▸ Task statement
Return exactly the lines that run from the one containing "Enumerate this screenshot's" to the end of the entries, with both ends included.

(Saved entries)
—————
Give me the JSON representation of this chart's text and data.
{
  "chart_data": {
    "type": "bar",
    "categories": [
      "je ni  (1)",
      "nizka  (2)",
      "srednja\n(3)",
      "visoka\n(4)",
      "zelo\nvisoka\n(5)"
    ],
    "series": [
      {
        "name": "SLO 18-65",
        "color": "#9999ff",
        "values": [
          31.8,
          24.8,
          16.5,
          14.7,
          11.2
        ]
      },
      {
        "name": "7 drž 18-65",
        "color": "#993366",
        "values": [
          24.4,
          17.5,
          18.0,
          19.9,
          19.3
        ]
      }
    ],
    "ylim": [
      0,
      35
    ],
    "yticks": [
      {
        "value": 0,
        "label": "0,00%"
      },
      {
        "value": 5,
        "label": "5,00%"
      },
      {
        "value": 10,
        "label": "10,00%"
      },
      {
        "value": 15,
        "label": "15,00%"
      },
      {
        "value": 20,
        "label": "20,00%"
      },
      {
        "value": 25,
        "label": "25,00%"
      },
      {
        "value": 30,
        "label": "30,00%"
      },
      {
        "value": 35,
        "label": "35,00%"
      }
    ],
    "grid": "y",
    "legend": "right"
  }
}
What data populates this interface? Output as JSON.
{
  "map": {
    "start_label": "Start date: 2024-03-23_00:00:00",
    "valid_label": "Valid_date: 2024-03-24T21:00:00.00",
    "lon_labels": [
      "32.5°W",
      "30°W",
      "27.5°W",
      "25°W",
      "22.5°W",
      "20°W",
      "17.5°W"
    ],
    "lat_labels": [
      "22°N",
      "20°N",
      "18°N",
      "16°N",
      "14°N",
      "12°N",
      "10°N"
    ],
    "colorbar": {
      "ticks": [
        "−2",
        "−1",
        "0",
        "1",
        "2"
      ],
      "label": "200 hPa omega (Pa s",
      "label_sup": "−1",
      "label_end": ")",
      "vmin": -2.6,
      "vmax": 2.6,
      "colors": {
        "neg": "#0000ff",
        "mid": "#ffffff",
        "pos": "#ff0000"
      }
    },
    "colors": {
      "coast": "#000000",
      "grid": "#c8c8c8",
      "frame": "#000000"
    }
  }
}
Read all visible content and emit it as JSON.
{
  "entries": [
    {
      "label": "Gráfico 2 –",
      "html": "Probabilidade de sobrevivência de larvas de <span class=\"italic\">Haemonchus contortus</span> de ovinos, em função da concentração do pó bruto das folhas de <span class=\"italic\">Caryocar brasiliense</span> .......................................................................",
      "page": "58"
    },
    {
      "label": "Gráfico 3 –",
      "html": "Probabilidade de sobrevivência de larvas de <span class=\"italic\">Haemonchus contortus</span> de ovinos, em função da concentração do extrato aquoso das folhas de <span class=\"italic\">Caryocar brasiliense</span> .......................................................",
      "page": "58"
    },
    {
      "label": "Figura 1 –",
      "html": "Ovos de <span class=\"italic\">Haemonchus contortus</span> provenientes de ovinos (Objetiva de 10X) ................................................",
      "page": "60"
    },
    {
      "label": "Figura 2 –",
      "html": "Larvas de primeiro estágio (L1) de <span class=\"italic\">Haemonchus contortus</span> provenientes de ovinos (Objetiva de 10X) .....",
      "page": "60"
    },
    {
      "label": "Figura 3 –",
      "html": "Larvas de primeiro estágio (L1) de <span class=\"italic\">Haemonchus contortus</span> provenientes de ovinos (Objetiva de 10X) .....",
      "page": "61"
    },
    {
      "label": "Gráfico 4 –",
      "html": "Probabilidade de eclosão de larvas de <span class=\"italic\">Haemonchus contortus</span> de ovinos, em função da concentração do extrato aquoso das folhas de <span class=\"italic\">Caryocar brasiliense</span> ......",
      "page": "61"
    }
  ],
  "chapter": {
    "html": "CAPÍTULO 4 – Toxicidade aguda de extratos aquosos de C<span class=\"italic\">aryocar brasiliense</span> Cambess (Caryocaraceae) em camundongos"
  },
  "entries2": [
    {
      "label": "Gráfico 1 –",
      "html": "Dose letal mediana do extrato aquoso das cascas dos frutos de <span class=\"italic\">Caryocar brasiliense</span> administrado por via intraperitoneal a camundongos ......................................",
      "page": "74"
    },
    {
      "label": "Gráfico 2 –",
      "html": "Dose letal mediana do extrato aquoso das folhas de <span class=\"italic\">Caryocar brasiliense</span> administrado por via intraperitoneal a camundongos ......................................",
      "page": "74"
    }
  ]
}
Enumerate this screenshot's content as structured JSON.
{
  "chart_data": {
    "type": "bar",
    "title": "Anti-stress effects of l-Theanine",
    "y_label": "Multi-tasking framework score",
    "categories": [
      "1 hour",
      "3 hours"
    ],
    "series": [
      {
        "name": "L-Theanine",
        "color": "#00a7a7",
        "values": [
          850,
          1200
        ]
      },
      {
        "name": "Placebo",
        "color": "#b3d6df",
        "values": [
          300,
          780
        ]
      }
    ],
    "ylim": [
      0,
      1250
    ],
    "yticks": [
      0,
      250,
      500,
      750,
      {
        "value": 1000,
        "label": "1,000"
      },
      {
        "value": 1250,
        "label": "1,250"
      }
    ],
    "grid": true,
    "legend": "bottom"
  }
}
—————
▸ Task response
Enumerate this screenshot's content as structured JSON.
{
  "chart_data": {
    "type": "bar",
    "title": "Anti-stress effects of l-Theanine",
    "y_label": "Multi-tasking framework score",
    "categories": [
      "1 hour",
      "3 hours"
    ],
    "series": [
      {
        "name": "L-Theanine",
        "color": "#00a7a7",
        "values": [
          850,
          1200
        ]
      },
      {
        "name": "Placebo",
        "color": "#b3d6df",
        "values": [
          300,
          780
        ]
      }
    ],
    "ylim": [
      0,
      1250
    ],
    "yticks": [
      0,
      250,
      500,
      750,
      {
        "value": 1000,
        "label": "1,000"
      },
      {
        "value": 1250,
        "label": "1,250"
      }
    ],
    "grid": true,
    "legend": "bottom"
  }
}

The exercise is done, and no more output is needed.